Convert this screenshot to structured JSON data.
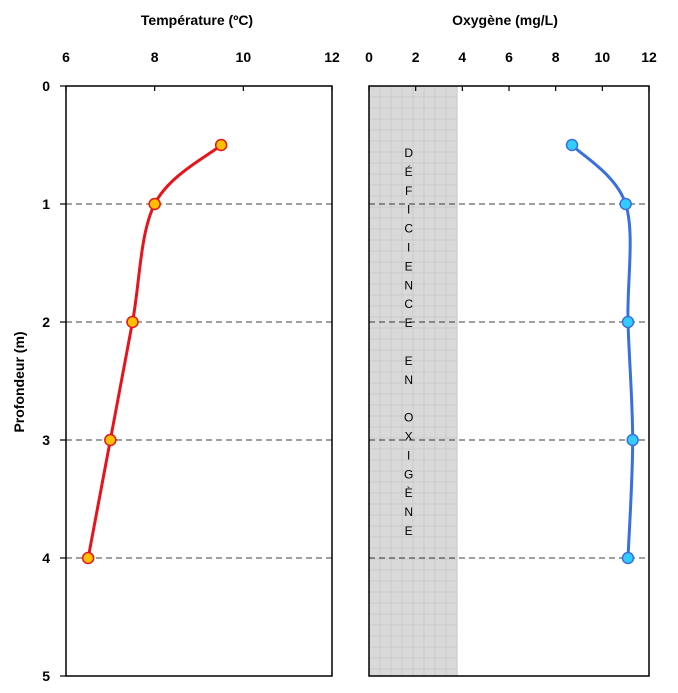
{
  "chart_data": [
    {
      "type": "line",
      "title": "Température (ºC)",
      "ylabel": "Profondeur (m)",
      "x_ticks": [
        "6",
        "8",
        "10",
        "12"
      ],
      "xlim": [
        6,
        12
      ],
      "y_ticks": [
        "0",
        "1",
        "2",
        "3",
        "4",
        "5"
      ],
      "ylim": [
        0,
        5
      ],
      "y_inverted": true,
      "grid": "horizontal dashed at depths 1-4",
      "series": [
        {
          "color": "#e8141b",
          "marker_color": "#ffc000",
          "points": [
            {
              "x": 9.5,
              "y": 0.5
            },
            {
              "x": 8.0,
              "y": 1.0
            },
            {
              "x": 7.5,
              "y": 2.0
            },
            {
              "x": 7.0,
              "y": 3.0
            },
            {
              "x": 6.5,
              "y": 4.0
            }
          ]
        }
      ]
    },
    {
      "type": "line",
      "title": "Oxygène (mg/L)",
      "x_ticks": [
        "0",
        "2",
        "4",
        "6",
        "8",
        "10",
        "12"
      ],
      "xlim": [
        0,
        12
      ],
      "ylim": [
        0,
        5
      ],
      "y_inverted": true,
      "grid": "horizontal dashed at depths 1-4",
      "shaded_band": {
        "x_from": 0,
        "x_to": 3.8,
        "color": "#d9d9d9",
        "label_letters": [
          "D",
          "É",
          "F",
          "I",
          "C",
          "I",
          "E",
          "N",
          "C",
          "E",
          "",
          "E",
          "N",
          "",
          "O",
          "X",
          "I",
          "G",
          "È",
          "N",
          "E"
        ]
      },
      "series": [
        {
          "color": "#3a6fe0",
          "marker_color": "#33ccff",
          "points": [
            {
              "x": 8.7,
              "y": 0.5
            },
            {
              "x": 11.0,
              "y": 1.0
            },
            {
              "x": 11.1,
              "y": 2.0
            },
            {
              "x": 11.3,
              "y": 3.0
            },
            {
              "x": 11.1,
              "y": 4.0
            }
          ]
        }
      ]
    }
  ]
}
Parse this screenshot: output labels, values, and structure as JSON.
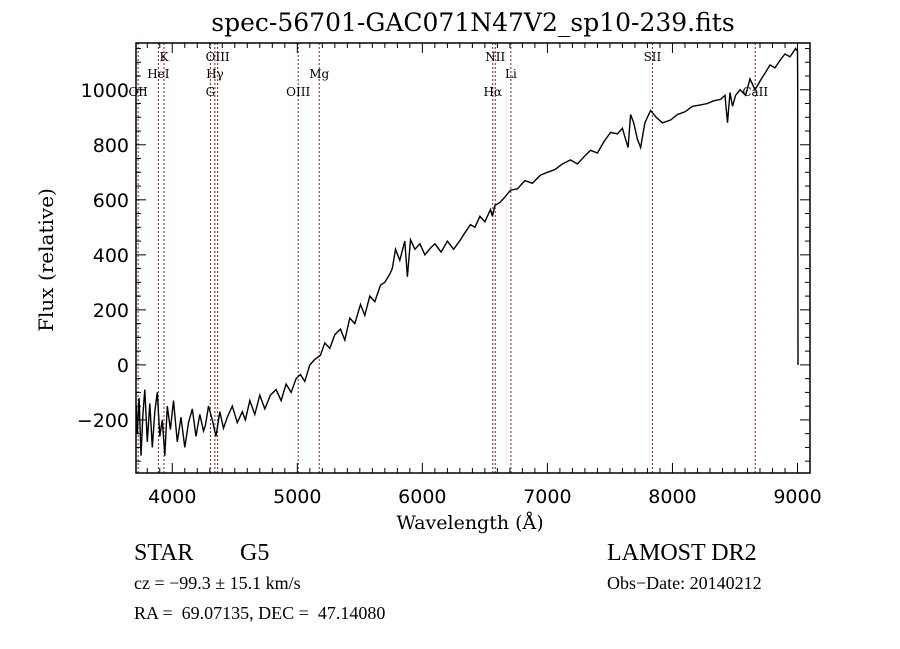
{
  "chart_data": {
    "type": "line",
    "title": "spec-56701-GAC071N47V2_sp10-239.fits",
    "xlabel": "Wavelength (Å)",
    "ylabel": "Flux (relative)",
    "xlim": [
      3710,
      9100
    ],
    "ylim": [
      -393,
      1170
    ],
    "xticks": [
      4000,
      5000,
      6000,
      7000,
      8000,
      9000
    ],
    "xtick_labels": [
      "4000",
      "5000",
      "6000",
      "7000",
      "8000",
      "9000"
    ],
    "yticks": [
      -200,
      0,
      200,
      400,
      600,
      800,
      1000
    ],
    "ytick_labels": [
      "−200",
      "0",
      "200",
      "400",
      "600",
      "800",
      "1000"
    ],
    "grid": false,
    "line_color": "#000000",
    "marker_color": "#8b1a1a",
    "series": [
      {
        "name": "spectrum",
        "x": [
          3712,
          3720,
          3735,
          3750,
          3765,
          3780,
          3800,
          3820,
          3840,
          3860,
          3880,
          3900,
          3920,
          3940,
          3960,
          3985,
          4010,
          4040,
          4070,
          4100,
          4130,
          4160,
          4190,
          4220,
          4250,
          4265,
          4290,
          4320,
          4350,
          4380,
          4410,
          4440,
          4480,
          4520,
          4560,
          4585,
          4620,
          4660,
          4700,
          4740,
          4785,
          4830,
          4870,
          4910,
          4950,
          4990,
          5025,
          5060,
          5100,
          5140,
          5185,
          5220,
          5260,
          5300,
          5345,
          5380,
          5420,
          5460,
          5505,
          5540,
          5580,
          5620,
          5665,
          5700,
          5740,
          5760,
          5785,
          5820,
          5860,
          5880,
          5905,
          5940,
          5980,
          6020,
          6065,
          6100,
          6150,
          6200,
          6250,
          6305,
          6340,
          6385,
          6420,
          6460,
          6500,
          6545,
          6560,
          6580,
          6620,
          6660,
          6705,
          6760,
          6820,
          6880,
          6945,
          7000,
          7060,
          7120,
          7185,
          7240,
          7300,
          7345,
          7400,
          7450,
          7505,
          7560,
          7600,
          7625,
          7645,
          7665,
          7690,
          7720,
          7745,
          7780,
          7825,
          7870,
          7920,
          7985,
          8040,
          8100,
          8160,
          8225,
          8280,
          8330,
          8385,
          8420,
          8440,
          8460,
          8480,
          8505,
          8540,
          8585,
          8620,
          8660,
          8705,
          8740,
          8780,
          8820,
          8865,
          8900,
          8940,
          8985,
          9000,
          9002,
          9004
        ],
        "y": [
          -150,
          -250,
          -120,
          -330,
          -180,
          -90,
          -280,
          -140,
          -300,
          -170,
          -100,
          -260,
          -200,
          -330,
          -150,
          -235,
          -130,
          -280,
          -190,
          -300,
          -210,
          -160,
          -260,
          -180,
          -240,
          -220,
          -150,
          -200,
          -260,
          -170,
          -230,
          -190,
          -150,
          -210,
          -170,
          -200,
          -130,
          -180,
          -110,
          -160,
          -110,
          -90,
          -130,
          -70,
          -100,
          -50,
          -35,
          -60,
          0,
          20,
          35,
          80,
          60,
          110,
          130,
          90,
          170,
          150,
          220,
          180,
          250,
          230,
          290,
          300,
          330,
          350,
          420,
          380,
          450,
          320,
          455,
          420,
          440,
          400,
          425,
          440,
          410,
          450,
          420,
          455,
          480,
          510,
          500,
          540,
          520,
          565,
          540,
          580,
          590,
          610,
          635,
          640,
          670,
          660,
          690,
          700,
          710,
          730,
          745,
          730,
          760,
          780,
          770,
          810,
          845,
          840,
          860,
          820,
          790,
          910,
          880,
          820,
          790,
          880,
          925,
          900,
          880,
          890,
          910,
          920,
          940,
          945,
          950,
          960,
          965,
          980,
          880,
          990,
          940,
          980,
          1000,
          980,
          1040,
          1000,
          1035,
          1060,
          1090,
          1080,
          1110,
          1130,
          1120,
          1150,
          1140,
          1000,
          0
        ]
      }
    ],
    "line_markers": [
      {
        "label": "K",
        "wavelength": 3934,
        "row": 0
      },
      {
        "label": "HeI",
        "wavelength": 3889,
        "row": 1
      },
      {
        "label": "OII",
        "wavelength": 3727,
        "row": 2
      },
      {
        "label": "OIII",
        "wavelength": 4363,
        "row": 0
      },
      {
        "label": "Hγ",
        "wavelength": 4341,
        "row": 1
      },
      {
        "label": "G",
        "wavelength": 4305,
        "row": 2
      },
      {
        "label": "OIII",
        "wavelength": 5007,
        "row": 2
      },
      {
        "label": "Mg",
        "wavelength": 5175,
        "row": 1
      },
      {
        "label": "NII",
        "wavelength": 6583,
        "row": 0
      },
      {
        "label": "Hα",
        "wavelength": 6563,
        "row": 2
      },
      {
        "label": "Li",
        "wavelength": 6708,
        "row": 1
      },
      {
        "label": "SII",
        "wavelength": 7840,
        "row": 0
      },
      {
        "label": "CaII",
        "wavelength": 8662,
        "row": 2
      }
    ]
  },
  "info": {
    "object_class": "STAR",
    "subclass": "G5",
    "redshift_line": "cz = −99.3 ± 15.1 km/s",
    "coords_line": "RA =  69.07135, DEC =  47.14080",
    "survey": "LAMOST DR2",
    "obs_date": "Obs−Date: 20140212"
  }
}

■ ■ ■

**Exercise**
Retype all entries exactly as they appear, dropping the images.

**Answer to the task**
Convert this screenshot to structured JSON data.
{
  "chart_data": [
    {
      "type": "line",
      "title": "Température (ºC)",
      "ylabel": "Profondeur (m)",
      "x_ticks": [
        "6",
        "8",
        "10",
        "12"
      ],
      "xlim": [
        6,
        12
      ],
      "y_ticks": [
        "0",
        "1",
        "2",
        "3",
        "4",
        "5"
      ],
      "ylim": [
        0,
        5
      ],
      "y_inverted": true,
      "grid": "horizontal dashed at depths 1-4",
      "series": [
        {
          "color": "#e8141b",
          "marker_color": "#ffc000",
          "points": [
            {
              "x": 9.5,
              "y": 0.5
            },
            {
              "x": 8.0,
              "y": 1.0
            },
            {
              "x": 7.5,
              "y": 2.0
            },
            {
              "x": 7.0,
              "y": 3.0
            },
            {
              "x": 6.5,
              "y": 4.0
            }
          ]
        }
      ]
    },
    {
      "type": "line",
      "title": "Oxygène (mg/L)",
      "x_ticks": [
        "0",
        "2",
        "4",
        "6",
        "8",
        "10",
        "12"
      ],
      "xlim": [
        0,
        12
      ],
      "ylim": [
        0,
        5
      ],
      "y_inverted": true,
      "grid": "horizontal dashed at depths 1-4",
      "shaded_band": {
        "x_from": 0,
        "x_to": 3.8,
        "color": "#d9d9d9",
        "label_letters": [
          "D",
          "É",
          "F",
          "I",
          "C",
          "I",
          "E",
          "N",
          "C",
          "E",
          "",
          "E",
          "N",
          "",
          "O",
          "X",
          "I",
          "G",
          "È",
          "N",
          "E"
        ]
      },
      "series": [
        {
          "color": "#3a6fe0",
          "marker_color": "#33ccff",
          "points": [
            {
              "x": 8.7,
              "y": 0.5
            },
            {
              "x": 11.0,
              "y": 1.0
            },
            {
              "x": 11.1,
              "y": 2.0
            },
            {
              "x": 11.3,
              "y": 3.0
            },
            {
              "x": 11.1,
              "y": 4.0
            }
          ]
        }
      ]
    }
  ]
}
Parse this screenshot: output labels, values, and structure as JSON.
{
  "chart_data": {
    "type": "line",
    "title": "spec-56701-GAC071N47V2_sp10-239.fits",
    "xlabel": "Wavelength (Å)",
    "ylabel": "Flux (relative)",
    "xlim": [
      3710,
      9100
    ],
    "ylim": [
      -393,
      1170
    ],
    "xticks": [
      4000,
      5000,
      6000,
      7000,
      8000,
      9000
    ],
    "xtick_labels": [
      "4000",
      "5000",
      "6000",
      "7000",
      "8000",
      "9000"
    ],
    "yticks": [
      -200,
      0,
      200,
      400,
      600,
      800,
      1000
    ],
    "ytick_labels": [
      "−200",
      "0",
      "200",
      "400",
      "600",
      "800",
      "1000"
    ],
    "grid": false,
    "line_color": "#000000",
    "marker_color": "#8b1a1a",
    "series": [
      {
        "name": "spectrum",
        "x": [
          3712,
          3720,
          3735,
          3750,
          3765,
          3780,
          3800,
          3820,
          3840,
          3860,
          3880,
          3900,
          3920,
          3940,
          3960,
          3985,
          4010,
          4040,
          4070,
          4100,
          4130,
          4160,
          4190,
          4220,
          4250,
          4265,
          4290,
          4320,
          4350,
          4380,
          4410,
          4440,
          4480,
          4520,
          4560,
          4585,
          4620,
          4660,
          4700,
          4740,
          4785,
          4830,
          4870,
          4910,
          4950,
          4990,
          5025,
          5060,
          5100,
          5140,
          5185,
          5220,
          5260,
          5300,
          5345,
          5380,
          5420,
          5460,
          5505,
          5540,
          5580,
          5620,
          5665,
          5700,
          5740,
          5760,
          5785,
          5820,
          5860,
          5880,
          5905,
          5940,
          5980,
          6020,
          6065,
          6100,
          6150,
          6200,
          6250,
          6305,
          6340,
          6385,
          6420,
          6460,
          6500,
          6545,
          6560,
          6580,
          6620,
          6660,
          6705,
          6760,
          6820,
          6880,
          6945,
          7000,
          7060,
          7120,
          7185,
          7240,
          7300,
          7345,
          7400,
          7450,
          7505,
          7560,
          7600,
          7625,
          7645,
          7665,
          7690,
          7720,
          7745,
          7780,
          7825,
          7870,
          7920,
          7985,
          8040,
          8100,
          8160,
          8225,
          8280,
          8330,
          8385,
          8420,
          8440,
          8460,
          8480,
          8505,
          8540,
          8585,
          8620,
          8660,
          8705,
          8740,
          8780,
          8820,
          8865,
          8900,
          8940,
          8985,
          9000,
          9002,
          9004
        ],
        "y": [
          -150,
          -250,
          -120,
          -330,
          -180,
          -90,
          -280,
          -140,
          -300,
          -170,
          -100,
          -260,
          -200,
          -330,
          -150,
          -235,
          -130,
          -280,
          -190,
          -300,
          -210,
          -160,
          -260,
          -180,
          -240,
          -220,
          -150,
          -200,
          -260,
          -170,
          -230,
          -190,
          -150,
          -210,
          -170,
          -200,
          -130,
          -180,
          -110,
          -160,
          -110,
          -90,
          -130,
          -70,
          -100,
          -50,
          -35,
          -60,
          0,
          20,
          35,
          80,
          60,
          110,
          130,
          90,
          170,
          150,
          220,
          180,
          250,
          230,
          290,
          300,
          330,
          350,
          420,
          380,
          450,
          320,
          455,
          420,
          440,
          400,
          425,
          440,
          410,
          450,
          420,
          455,
          480,
          510,
          500,
          540,
          520,
          565,
          540,
          580,
          590,
          610,
          635,
          640,
          670,
          660,
          690,
          700,
          710,
          730,
          745,
          730,
          760,
          780,
          770,
          810,
          845,
          840,
          860,
          820,
          790,
          910,
          880,
          820,
          790,
          880,
          925,
          900,
          880,
          890,
          910,
          920,
          940,
          945,
          950,
          960,
          965,
          980,
          880,
          990,
          940,
          980,
          1000,
          980,
          1040,
          1000,
          1035,
          1060,
          1090,
          1080,
          1110,
          1130,
          1120,
          1150,
          1140,
          1000,
          0
        ]
      }
    ],
    "line_markers": [
      {
        "label": "K",
        "wavelength": 3934,
        "row": 0
      },
      {
        "label": "HeI",
        "wavelength": 3889,
        "row": 1
      },
      {
        "label": "OII",
        "wavelength": 3727,
        "row": 2
      },
      {
        "label": "OIII",
        "wavelength": 4363,
        "row": 0
      },
      {
        "label": "Hγ",
        "wavelength": 4341,
        "row": 1
      },
      {
        "label": "G",
        "wavelength": 4305,
        "row": 2
      },
      {
        "label": "OIII",
        "wavelength": 5007,
        "row": 2
      },
      {
        "label": "Mg",
        "wavelength": 5175,
        "row": 1
      },
      {
        "label": "NII",
        "wavelength": 6583,
        "row": 0
      },
      {
        "label": "Hα",
        "wavelength": 6563,
        "row": 2
      },
      {
        "label": "Li",
        "wavelength": 6708,
        "row": 1
      },
      {
        "label": "SII",
        "wavelength": 7840,
        "row": 0
      },
      {
        "label": "CaII",
        "wavelength": 8662,
        "row": 2
      }
    ]
  },
  "info": {
    "object_class": "STAR",
    "subclass": "G5",
    "redshift_line": "cz = −99.3 ± 15.1 km/s",
    "coords_line": "RA =  69.07135, DEC =  47.14080",
    "survey": "LAMOST DR2",
    "obs_date": "Obs−Date: 20140212"
  }
}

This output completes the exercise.